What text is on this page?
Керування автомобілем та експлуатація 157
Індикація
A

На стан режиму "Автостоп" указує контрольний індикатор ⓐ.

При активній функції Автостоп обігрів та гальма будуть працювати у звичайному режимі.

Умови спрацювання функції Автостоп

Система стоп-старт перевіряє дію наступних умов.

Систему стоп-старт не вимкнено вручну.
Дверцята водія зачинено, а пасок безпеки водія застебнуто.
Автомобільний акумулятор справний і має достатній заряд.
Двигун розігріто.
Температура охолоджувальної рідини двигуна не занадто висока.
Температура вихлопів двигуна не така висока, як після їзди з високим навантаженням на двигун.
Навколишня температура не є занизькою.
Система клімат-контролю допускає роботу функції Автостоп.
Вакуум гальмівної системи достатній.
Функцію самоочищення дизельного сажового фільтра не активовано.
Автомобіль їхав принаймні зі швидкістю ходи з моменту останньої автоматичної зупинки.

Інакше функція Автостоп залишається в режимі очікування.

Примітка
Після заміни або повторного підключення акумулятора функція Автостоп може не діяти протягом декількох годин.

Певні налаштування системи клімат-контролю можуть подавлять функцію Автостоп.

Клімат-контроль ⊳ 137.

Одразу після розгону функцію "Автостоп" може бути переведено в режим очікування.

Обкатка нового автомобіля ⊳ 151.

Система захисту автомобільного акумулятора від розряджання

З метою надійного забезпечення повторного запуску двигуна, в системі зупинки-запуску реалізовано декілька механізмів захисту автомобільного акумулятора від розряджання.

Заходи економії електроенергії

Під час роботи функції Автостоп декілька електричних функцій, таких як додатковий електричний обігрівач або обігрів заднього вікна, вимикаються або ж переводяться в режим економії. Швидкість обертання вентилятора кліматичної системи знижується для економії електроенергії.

◇ ◇ ◇ ◇

Exercise prompt: Reproduce every record above exactly as it appears.

Solution for this exercise:
What text is on this page?
Керування автомобілем та експлуатація 157
Індикація
A

На стан режиму "Автостоп" указує контрольний індикатор ⓐ.

При активній функції Автостоп обігрів та гальма будуть працювати у звичайному режимі.

Умови спрацювання функції Автостоп

Система стоп-старт перевіряє дію наступних умов.

Систему стоп-старт не вимкнено вручну.
Дверцята водія зачинено, а пасок безпеки водія застебнуто.
Автомобільний акумулятор справний і має достатній заряд.
Двигун розігріто.
Температура охолоджувальної рідини двигуна не занадто висока.
Температура вихлопів двигуна не така висока, як після їзди з високим навантаженням на двигун.
Навколишня температура не є занизькою.
Система клімат-контролю допускає роботу функції Автостоп.
Вакуум гальмівної системи достатній.
Функцію самоочищення дизельного сажового фільтра не активовано.
Автомобіль їхав принаймні зі швидкістю ходи з моменту останньої автоматичної зупинки.

Інакше функція Автостоп залишається в режимі очікування.

Примітка
Після заміни або повторного підключення акумулятора функція Автостоп може не діяти протягом декількох годин.

Певні налаштування системи клімат-контролю можуть подавлять функцію Автостоп.

Клімат-контроль ⊳ 137.

Одразу після розгону функцію "Автостоп" може бути переведено в режим очікування.

Обкатка нового автомобіля ⊳ 151.

Система захисту автомобільного акумулятора від розряджання

З метою надійного забезпечення повторного запуску двигуна, в системі зупинки-запуску реалізовано декілька механізмів захисту автомобільного акумулятора від розряджання.

Заходи економії електроенергії

Під час роботи функції Автостоп декілька електричних функцій, таких як додатковий електричний обігрівач або обігрів заднього вікна, вимикаються або ж переводяться в режим економії. Швидкість обертання вентилятора кліматичної системи знижується для економії електроенергії.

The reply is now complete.